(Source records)

━━━━━━

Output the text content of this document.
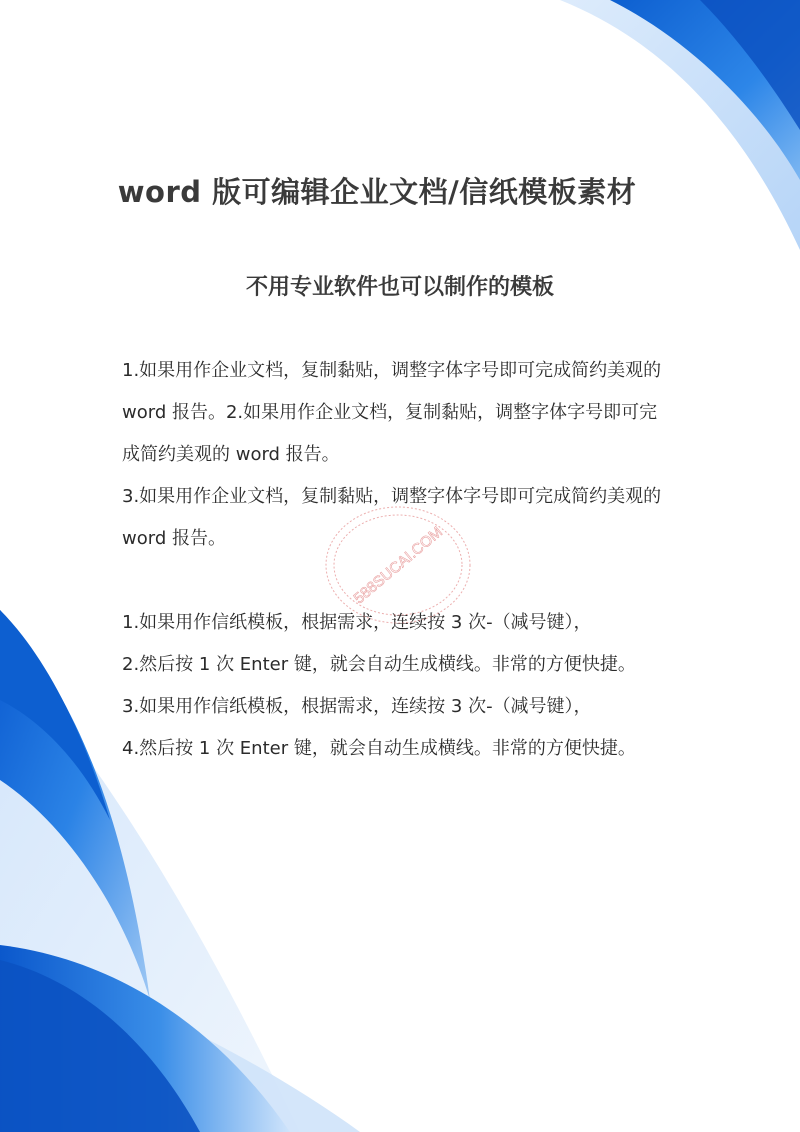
word 版可编辑企业文档/信纸模板素材
不用专业软件也可以制作的模板

1.如果用作企业文档，复制黏贴，调整字体字号即可完成简约美观的

word 报告。2.如果用作企业文档，复制黏贴，调整字体字号即可完

成简约美观的 word 报告。

3.如果用作企业文档，复制黏贴，调整字体字号即可完成简约美观的

word 报告。

1.如果用作信纸模板，根据需求，连续按 3 次-（减号键），

2.然后按 1 次 Enter 键，就会自动生成横线。非常的方便快捷。

3.如果用作信纸模板，根据需求，连续按 3 次-（减号键），

4.然后按 1 次 Enter 键，就会自动生成横线。非常的方便快捷。

588SUCAI.COM
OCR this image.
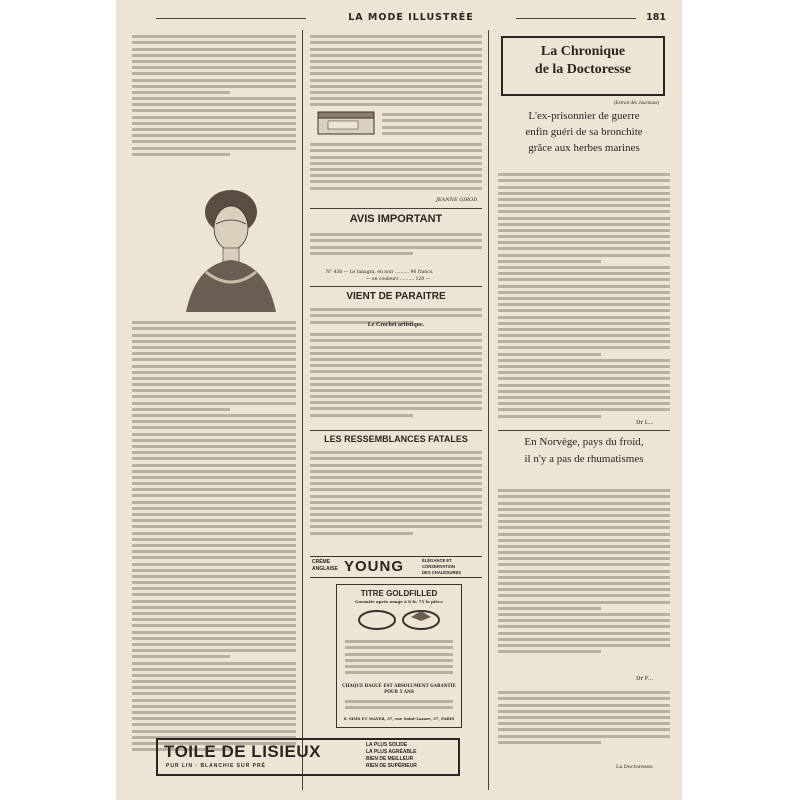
LA MODE ILLUSTRÉE	181
JEANNE GIROD.
AVIS IMPORTANT
N° 436 — Le tanagra, en noir .......... 90 francs.
— en couleurs .......... 120 —
VIENT DE PARAITRE
Le Crochet artistique.
LES RESSEMBLANCES FATALES
CRÈME
ANGLAISE YOUNG	ÉLÉGANCE ET
CONSERVATION
DES CHAUSSURES
TITRE GOLDFILLED
Garantie après usage à 8 fr. 75 la pièce
CHAQUE BAGUE EST ABSOLUMENT GARANTIE POUR 5 ANS
S. SIMS ET MAYER, 37, rue Saint-Lazare, 37, PARIS
TOILE DE LISIEUX
PUR LIN · BLANCHIE SUR PRÉ
LA PLUS SOLIDE
LA PLUS AGRÉABLE
BIEN DE MEILLEUR
RIEN DE SUPÉRIEUR
La Chronique
de la Doctoresse
(Extrait des Journaux)
L'ex-prisonnier de guerre
enfin guéri de sa bronchite
grâce aux herbes marines
Dr L...
En Norvège, pays du froid,
il n'y a pas de rhumatismes
Dr F...
La Doctoresse.
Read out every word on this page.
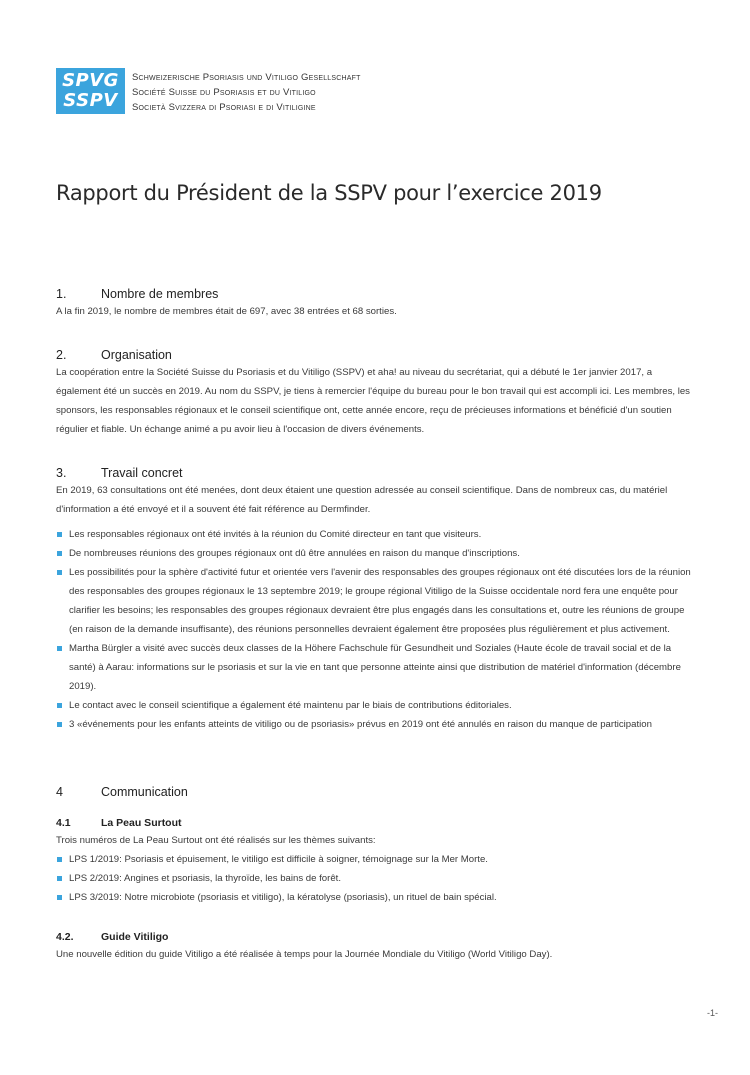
SPVG
SSPV
Schweizerische Psoriasis und Vitiligo Gesellschaft
Société Suisse du Psoriasis et du Vitiligo
Società Svizzera di Psoriasi e di Vitiligine
Rapport du Président de la SSPV pour l’exercice 2019
1.	Nombre de membres

A la fin 2019, le nombre de membres était de 697, avec 38 entrées et 68 sorties.

2.	Organisation

La coopération entre la Société Suisse du Psoriasis et du Vitiligo (SSPV) et aha! au niveau du secrétariat, qui a débuté le 1er janvier 2017, a également été un succès en 2019. Au nom du SSPV, je tiens à remercier l'équipe du bureau pour le bon travail qui est accompli ici. Les membres, les sponsors, les responsables régionaux et le conseil scientifique ont, cette année encore, reçu de précieuses informations et bénéficié d'un soutien régulier et fiable. Un échange animé a pu avoir lieu à l'occasion de divers événements.

3.	Travail concret

En 2019, 63 consultations ont été menées, dont deux étaient une question adressée au conseil scientifique. Dans de nombreux cas, du matériel d'information a été envoyé et il a souvent été fait référence au Dermfinder.

Les responsables régionaux ont été invités à la réunion du Comité directeur en tant que visiteurs.
De nombreuses réunions des groupes régionaux ont dû être annulées en raison du manque d'inscriptions.
Les possibilités pour la sphère d'activité futur et orientée vers l'avenir des responsables des groupes régionaux ont été discutées lors de la réunion des responsables des groupes régionaux le 13 septembre 2019; le groupe régional Vitiligo de la Suisse occidentale nord fera une enquête pour clarifier les besoins; les responsables des groupes régionaux devraient être plus engagés dans les consultations et, outre les réunions de groupe (en raison de la demande insuffisante), des réunions personnelles devraient également être proposées plus régulièrement et plus activement.
Martha Bürgler a visité avec succès deux classes de la Höhere Fachschule für Gesundheit und Soziales (Haute école de travail social et de la santé) à Aarau: informations sur le psoriasis et sur la vie en tant que personne atteinte ainsi que distribution de matériel d'information (décembre 2019).
Le contact avec le conseil scientifique a également été maintenu par le biais de contributions éditoriales.
3 «événements pour les enfants atteints de vitiligo ou de psoriasis» prévus en 2019 ont été annulés en raison du manque de participation
4	Communication
4.1	La Peau Surtout

Trois numéros de La Peau Surtout ont été réalisés sur les thèmes suivants:

LPS 1/2019: Psoriasis et épuisement, le vitiligo est difficile à soigner, témoignage sur la Mer Morte.
LPS 2/2019: Angines et psoriasis, la thyroïde, les bains de forêt.
LPS 3/2019: Notre microbiote (psoriasis et vitiligo), la kératolyse (psoriasis), un rituel de bain spécial.
4.2.	Guide Vitiligo

Une nouvelle édition du guide Vitiligo a été réalisée à temps pour la Journée Mondiale du Vitiligo (World Vitiligo Day).

-1-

━━━━━━

## What you have to do:
Print each entry shown above with exact wording and no pictures.

## In response:
Output the text content of this document.
word 版可编辑企业文档/信纸模板素材
不用专业软件也可以制作的模板

1.如果用作企业文档，复制黏贴，调整字体字号即可完成简约美观的

word 报告。2.如果用作企业文档，复制黏贴，调整字体字号即可完

成简约美观的 word 报告。

3.如果用作企业文档，复制黏贴，调整字体字号即可完成简约美观的

word 报告。

1.如果用作信纸模板，根据需求，连续按 3 次-（减号键），

2.然后按 1 次 Enter 键，就会自动生成横线。非常的方便快捷。

3.如果用作信纸模板，根据需求，连续按 3 次-（减号键），

4.然后按 1 次 Enter 键，就会自动生成横线。非常的方便快捷。

588SUCAI.COM
OCR this image.
LA MODE ILLUSTRÉE	181
JEANNE GIROD.
AVIS IMPORTANT
N° 436 — Le tanagra, en noir .......... 90 francs.
— en couleurs .......... 120 —
VIENT DE PARAITRE
Le Crochet artistique.
LES RESSEMBLANCES FATALES
CRÈME
ANGLAISE YOUNG	ÉLÉGANCE ET
CONSERVATION
DES CHAUSSURES
TITRE GOLDFILLED
Garantie après usage à 8 fr. 75 la pièce
CHAQUE BAGUE EST ABSOLUMENT GARANTIE POUR 5 ANS
S. SIMS ET MAYER, 37, rue Saint-Lazare, 37, PARIS
TOILE DE LISIEUX
PUR LIN · BLANCHIE SUR PRÉ
LA PLUS SOLIDE
LA PLUS AGRÉABLE
BIEN DE MEILLEUR
RIEN DE SUPÉRIEUR
La Chronique
de la Doctoresse
(Extrait des Journaux)
L'ex-prisonnier de guerre
enfin guéri de sa bronchite
grâce aux herbes marines
Dr L...
En Norvège, pays du froid,
il n'y a pas de rhumatismes
Dr F...
La Doctoresse.
Read out every word on this page.
SPVG
SSPV
Schweizerische Psoriasis und Vitiligo Gesellschaft
Société Suisse du Psoriasis et du Vitiligo
Società Svizzera di Psoriasi e di Vitiligine
Rapport du Président de la SSPV pour l’exercice 2019
1.	Nombre de membres

A la fin 2019, le nombre de membres était de 697, avec 38 entrées et 68 sorties.

2.	Organisation

La coopération entre la Société Suisse du Psoriasis et du Vitiligo (SSPV) et aha! au niveau du secrétariat, qui a débuté le 1er janvier 2017, a également été un succès en 2019. Au nom du SSPV, je tiens à remercier l'équipe du bureau pour le bon travail qui est accompli ici. Les membres, les sponsors, les responsables régionaux et le conseil scientifique ont, cette année encore, reçu de précieuses informations et bénéficié d'un soutien régulier et fiable. Un échange animé a pu avoir lieu à l'occasion de divers événements.

3.	Travail concret

En 2019, 63 consultations ont été menées, dont deux étaient une question adressée au conseil scientifique. Dans de nombreux cas, du matériel d'information a été envoyé et il a souvent été fait référence au Dermfinder.

Les responsables régionaux ont été invités à la réunion du Comité directeur en tant que visiteurs.
De nombreuses réunions des groupes régionaux ont dû être annulées en raison du manque d'inscriptions.
Les possibilités pour la sphère d'activité futur et orientée vers l'avenir des responsables des groupes régionaux ont été discutées lors de la réunion des responsables des groupes régionaux le 13 septembre 2019; le groupe régional Vitiligo de la Suisse occidentale nord fera une enquête pour clarifier les besoins; les responsables des groupes régionaux devraient être plus engagés dans les consultations et, outre les réunions de groupe (en raison de la demande insuffisante), des réunions personnelles devraient également être proposées plus régulièrement et plus activement.
Martha Bürgler a visité avec succès deux classes de la Höhere Fachschule für Gesundheit und Soziales (Haute école de travail social et de la santé) à Aarau: informations sur le psoriasis et sur la vie en tant que personne atteinte ainsi que distribution de matériel d'information (décembre 2019).
Le contact avec le conseil scientifique a également été maintenu par le biais de contributions éditoriales.
3 «événements pour les enfants atteints de vitiligo ou de psoriasis» prévus en 2019 ont été annulés en raison du manque de participation
4	Communication
4.1	La Peau Surtout

Trois numéros de La Peau Surtout ont été réalisés sur les thèmes suivants:

LPS 1/2019: Psoriasis et épuisement, le vitiligo est difficile à soigner, témoignage sur la Mer Morte.
LPS 2/2019: Angines et psoriasis, la thyroïde, les bains de forêt.
LPS 3/2019: Notre microbiote (psoriasis et vitiligo), la kératolyse (psoriasis), un rituel de bain spécial.
4.2.	Guide Vitiligo

Une nouvelle édition du guide Vitiligo a été réalisée à temps pour la Journée Mondiale du Vitiligo (World Vitiligo Day).

-1-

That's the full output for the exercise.